* Exercise brief
Reproduce the entries below in full, word for word.

[Records from a collection]

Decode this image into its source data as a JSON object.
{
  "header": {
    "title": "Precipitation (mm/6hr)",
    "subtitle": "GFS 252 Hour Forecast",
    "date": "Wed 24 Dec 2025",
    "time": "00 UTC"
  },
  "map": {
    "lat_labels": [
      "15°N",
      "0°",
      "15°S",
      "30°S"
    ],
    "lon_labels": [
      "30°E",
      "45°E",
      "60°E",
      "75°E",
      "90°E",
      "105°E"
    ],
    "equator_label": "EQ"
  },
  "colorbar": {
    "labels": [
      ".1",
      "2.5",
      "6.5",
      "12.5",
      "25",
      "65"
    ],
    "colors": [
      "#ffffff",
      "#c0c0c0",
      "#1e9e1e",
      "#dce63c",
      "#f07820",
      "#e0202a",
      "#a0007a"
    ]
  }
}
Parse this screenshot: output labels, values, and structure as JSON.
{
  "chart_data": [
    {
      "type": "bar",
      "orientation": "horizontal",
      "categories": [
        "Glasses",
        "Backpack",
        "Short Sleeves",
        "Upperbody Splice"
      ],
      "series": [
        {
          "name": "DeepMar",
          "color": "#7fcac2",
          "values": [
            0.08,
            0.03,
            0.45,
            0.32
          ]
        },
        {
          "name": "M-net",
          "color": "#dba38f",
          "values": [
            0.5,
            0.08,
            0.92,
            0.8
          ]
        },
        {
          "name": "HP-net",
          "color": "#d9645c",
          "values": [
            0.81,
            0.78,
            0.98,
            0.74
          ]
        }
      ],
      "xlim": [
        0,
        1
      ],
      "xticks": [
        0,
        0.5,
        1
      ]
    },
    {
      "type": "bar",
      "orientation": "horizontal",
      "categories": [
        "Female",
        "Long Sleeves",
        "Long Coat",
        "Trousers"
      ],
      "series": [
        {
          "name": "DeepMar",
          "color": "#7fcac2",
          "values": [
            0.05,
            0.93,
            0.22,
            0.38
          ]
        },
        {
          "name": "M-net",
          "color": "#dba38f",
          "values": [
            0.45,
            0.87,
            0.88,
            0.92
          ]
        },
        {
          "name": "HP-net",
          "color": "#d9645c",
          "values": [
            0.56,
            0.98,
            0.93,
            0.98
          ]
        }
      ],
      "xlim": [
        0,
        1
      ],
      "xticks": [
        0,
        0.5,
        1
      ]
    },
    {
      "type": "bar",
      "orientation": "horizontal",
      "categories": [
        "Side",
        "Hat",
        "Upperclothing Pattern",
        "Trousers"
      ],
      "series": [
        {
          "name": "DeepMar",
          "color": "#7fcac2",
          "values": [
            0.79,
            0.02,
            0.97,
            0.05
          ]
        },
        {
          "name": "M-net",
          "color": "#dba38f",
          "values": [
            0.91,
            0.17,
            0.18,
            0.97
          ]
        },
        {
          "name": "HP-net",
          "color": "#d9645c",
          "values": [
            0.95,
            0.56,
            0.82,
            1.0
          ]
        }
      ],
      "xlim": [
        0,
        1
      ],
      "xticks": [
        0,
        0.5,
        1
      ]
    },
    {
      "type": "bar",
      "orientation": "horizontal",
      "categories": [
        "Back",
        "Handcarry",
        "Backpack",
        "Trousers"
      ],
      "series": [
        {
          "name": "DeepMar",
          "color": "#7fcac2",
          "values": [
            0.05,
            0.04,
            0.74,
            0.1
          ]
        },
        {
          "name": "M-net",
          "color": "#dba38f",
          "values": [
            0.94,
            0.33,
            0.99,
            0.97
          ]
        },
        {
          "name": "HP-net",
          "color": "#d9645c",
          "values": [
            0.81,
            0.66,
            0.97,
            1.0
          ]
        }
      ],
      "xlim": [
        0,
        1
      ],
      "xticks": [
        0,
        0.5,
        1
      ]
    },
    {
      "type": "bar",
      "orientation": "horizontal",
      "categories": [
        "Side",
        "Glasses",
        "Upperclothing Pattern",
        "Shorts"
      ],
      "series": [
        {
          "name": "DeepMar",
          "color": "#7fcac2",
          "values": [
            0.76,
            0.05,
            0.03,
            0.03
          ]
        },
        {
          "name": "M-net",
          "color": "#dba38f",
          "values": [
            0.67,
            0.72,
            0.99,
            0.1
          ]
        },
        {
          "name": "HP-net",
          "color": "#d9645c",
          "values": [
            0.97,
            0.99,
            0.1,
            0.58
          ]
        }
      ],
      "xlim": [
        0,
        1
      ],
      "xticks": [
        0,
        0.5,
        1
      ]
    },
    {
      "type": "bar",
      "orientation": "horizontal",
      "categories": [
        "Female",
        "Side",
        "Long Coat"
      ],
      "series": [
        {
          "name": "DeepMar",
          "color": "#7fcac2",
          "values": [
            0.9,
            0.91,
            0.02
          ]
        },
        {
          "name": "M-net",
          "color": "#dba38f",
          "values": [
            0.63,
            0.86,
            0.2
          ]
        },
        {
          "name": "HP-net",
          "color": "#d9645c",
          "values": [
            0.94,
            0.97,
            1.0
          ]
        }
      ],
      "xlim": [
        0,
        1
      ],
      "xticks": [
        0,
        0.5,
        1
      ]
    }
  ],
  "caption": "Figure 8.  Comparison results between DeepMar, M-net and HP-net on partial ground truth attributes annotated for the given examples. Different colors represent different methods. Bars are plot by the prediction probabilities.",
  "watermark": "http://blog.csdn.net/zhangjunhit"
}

* Full solution
Decode this image into its source data as a JSON object.
{
  "header": {
    "title": "Precipitation (mm/6hr)",
    "subtitle": "GFS 252 Hour Forecast",
    "date": "Wed 24 Dec 2025",
    "time": "00 UTC"
  },
  "map": {
    "lat_labels": [
      "15°N",
      "0°",
      "15°S",
      "30°S"
    ],
    "lon_labels": [
      "30°E",
      "45°E",
      "60°E",
      "75°E",
      "90°E",
      "105°E"
    ],
    "equator_label": "EQ"
  },
  "colorbar": {
    "labels": [
      ".1",
      "2.5",
      "6.5",
      "12.5",
      "25",
      "65"
    ],
    "colors": [
      "#ffffff",
      "#c0c0c0",
      "#1e9e1e",
      "#dce63c",
      "#f07820",
      "#e0202a",
      "#a0007a"
    ]
  }
}
Parse this screenshot: output labels, values, and structure as JSON.
{
  "chart_data": [
    {
      "type": "bar",
      "orientation": "horizontal",
      "categories": [
        "Glasses",
        "Backpack",
        "Short Sleeves",
        "Upperbody Splice"
      ],
      "series": [
        {
          "name": "DeepMar",
          "color": "#7fcac2",
          "values": [
            0.08,
            0.03,
            0.45,
            0.32
          ]
        },
        {
          "name": "M-net",
          "color": "#dba38f",
          "values": [
            0.5,
            0.08,
            0.92,
            0.8
          ]
        },
        {
          "name": "HP-net",
          "color": "#d9645c",
          "values": [
            0.81,
            0.78,
            0.98,
            0.74
          ]
        }
      ],
      "xlim": [
        0,
        1
      ],
      "xticks": [
        0,
        0.5,
        1
      ]
    },
    {
      "type": "bar",
      "orientation": "horizontal",
      "categories": [
        "Female",
        "Long Sleeves",
        "Long Coat",
        "Trousers"
      ],
      "series": [
        {
          "name": "DeepMar",
          "color": "#7fcac2",
          "values": [
            0.05,
            0.93,
            0.22,
            0.38
          ]
        },
        {
          "name": "M-net",
          "color": "#dba38f",
          "values": [
            0.45,
            0.87,
            0.88,
            0.92
          ]
        },
        {
          "name": "HP-net",
          "color": "#d9645c",
          "values": [
            0.56,
            0.98,
            0.93,
            0.98
          ]
        }
      ],
      "xlim": [
        0,
        1
      ],
      "xticks": [
        0,
        0.5,
        1
      ]
    },
    {
      "type": "bar",
      "orientation": "horizontal",
      "categories": [
        "Side",
        "Hat",
        "Upperclothing Pattern",
        "Trousers"
      ],
      "series": [
        {
          "name": "DeepMar",
          "color": "#7fcac2",
          "values": [
            0.79,
            0.02,
            0.97,
            0.05
          ]
        },
        {
          "name": "M-net",
          "color": "#dba38f",
          "values": [
            0.91,
            0.17,
            0.18,
            0.97
          ]
        },
        {
          "name": "HP-net",
          "color": "#d9645c",
          "values": [
            0.95,
            0.56,
            0.82,
            1.0
          ]
        }
      ],
      "xlim": [
        0,
        1
      ],
      "xticks": [
        0,
        0.5,
        1
      ]
    },
    {
      "type": "bar",
      "orientation": "horizontal",
      "categories": [
        "Back",
        "Handcarry",
        "Backpack",
        "Trousers"
      ],
      "series": [
        {
          "name": "DeepMar",
          "color": "#7fcac2",
          "values": [
            0.05,
            0.04,
            0.74,
            0.1
          ]
        },
        {
          "name": "M-net",
          "color": "#dba38f",
          "values": [
            0.94,
            0.33,
            0.99,
            0.97
          ]
        },
        {
          "name": "HP-net",
          "color": "#d9645c",
          "values": [
            0.81,
            0.66,
            0.97,
            1.0
          ]
        }
      ],
      "xlim": [
        0,
        1
      ],
      "xticks": [
        0,
        0.5,
        1
      ]
    },
    {
      "type": "bar",
      "orientation": "horizontal",
      "categories": [
        "Side",
        "Glasses",
        "Upperclothing Pattern",
        "Shorts"
      ],
      "series": [
        {
          "name": "DeepMar",
          "color": "#7fcac2",
          "values": [
            0.76,
            0.05,
            0.03,
            0.03
          ]
        },
        {
          "name": "M-net",
          "color": "#dba38f",
          "values": [
            0.67,
            0.72,
            0.99,
            0.1
          ]
        },
        {
          "name": "HP-net",
          "color": "#d9645c",
          "values": [
            0.97,
            0.99,
            0.1,
            0.58
          ]
        }
      ],
      "xlim": [
        0,
        1
      ],
      "xticks": [
        0,
        0.5,
        1
      ]
    },
    {
      "type": "bar",
      "orientation": "horizontal",
      "categories": [
        "Female",
        "Side",
        "Long Coat"
      ],
      "series": [
        {
          "name": "DeepMar",
          "color": "#7fcac2",
          "values": [
            0.9,
            0.91,
            0.02
          ]
        },
        {
          "name": "M-net",
          "color": "#dba38f",
          "values": [
            0.63,
            0.86,
            0.2
          ]
        },
        {
          "name": "HP-net",
          "color": "#d9645c",
          "values": [
            0.94,
            0.97,
            1.0
          ]
        }
      ],
      "xlim": [
        0,
        1
      ],
      "xticks": [
        0,
        0.5,
        1
      ]
    }
  ],
  "caption": "Figure 8.  Comparison results between DeepMar, M-net and HP-net on partial ground truth attributes annotated for the given examples. Different colors represent different methods. Bars are plot by the prediction probabilities.",
  "watermark": "http://blog.csdn.net/zhangjunhit"
}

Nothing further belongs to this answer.